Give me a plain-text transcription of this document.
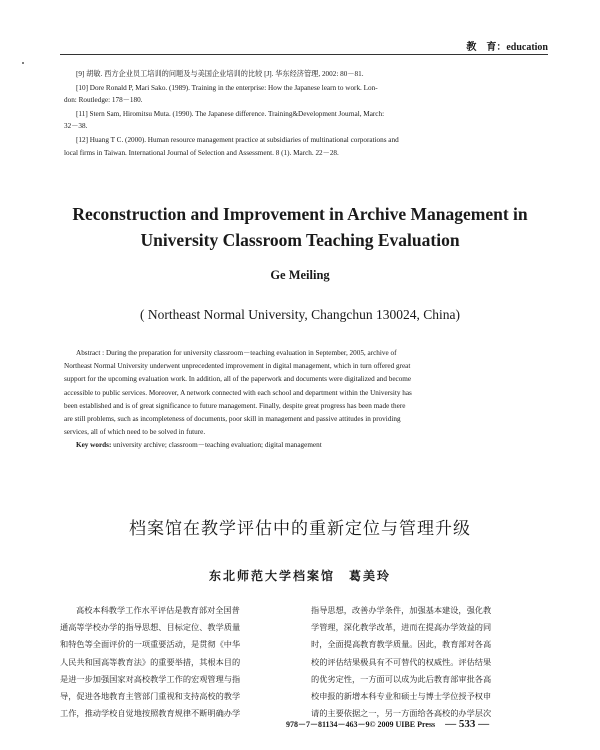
教　育：education
[9] 胡敏. 西方企业员工培训的问题及与美国企业培训的比较 [J]. 华东经济管理, 2002: 80－81.
[10] Dore Ronald P, Mari Sako. (1989). Training in the enterprise: How the Japanese learn to work. Lon-
don: Routledge: 178－180.
[11] Stern Sam, Hiromitsu Muta. (1990). The Japanese difference. Training&Development Journal, March:
32－38.
[12] Huang T C. (2000). Human resource management practice at subsidiaries of multinational corporations and
local firms in Taiwan. International Journal of Selection and Assessment. 8 (1). March. 22－28.
Reconstruction and Improvement in Archive Management in
University Classroom Teaching Evaluation
Ge Meiling
( Northeast Normal University, Changchun 130024, China)
Abstract : During the preparation for university classroom－teaching evaluation in September, 2005, archive of
Northeast Normal University underwent unprecedented improvement in digital management, which in turn offered great
support for the upcoming evaluation work. In addition, all of the paperwork and documents were digitalized and become
accessible to public services. Moreover, A network connected with each school and department within the University has
been established and is of great significance to future management. Finally, despite great progress has been made there
are still problems, such as incompleteness of documents, poor skill in management and passive attitudes in providing
services, all of which need to be solved in future.
Key words: university archive; classroom－teaching evaluation; digital management
档案馆在教学评估中的重新定位与管理升级
东北师范大学档案馆　葛美玲
高校本科教学工作水平评估是教育部对全国普
通高等学校办学的指导思想、目标定位、教学质量
和特色等全面评价的一项重要活动，是贯彻《中华
人民共和国高等教育法》的重要举措，其根本目的
是进一步加强国家对高校教学工作的宏观管理与指
导，促进各地教育主管部门重视和支持高校的教学
工作，推动学校自觉地按照教育规律不断明确办学
指导思想，改善办学条件，加强基本建设，强化教
学管理，深化教学改革，进而在提高办学效益的同
时，全面提高教育教学质量。因此，教育部对各高
校的评估结果极具有不可替代的权威性。评估结果
的优劣定性，一方面可以成为此后教育部审批各高
校申报的新增本科专业和硕士与博士学位授予权申
请的主要依据之一，另一方面给各高校的办学层次
978－7－81134－463－9© 2009 UIBE Press — 533 —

:::

**WHAT THE EXERCISE ASKS**
Pick out and copy every line that contains the word "documents".

**FINISHED ANSWER**
support for the upcoming evaluation work. In addition, all of the paperwork and documents were digitalized and become
are still problems, such as incompleteness of documents, poor skill in management and passive attitudes in providing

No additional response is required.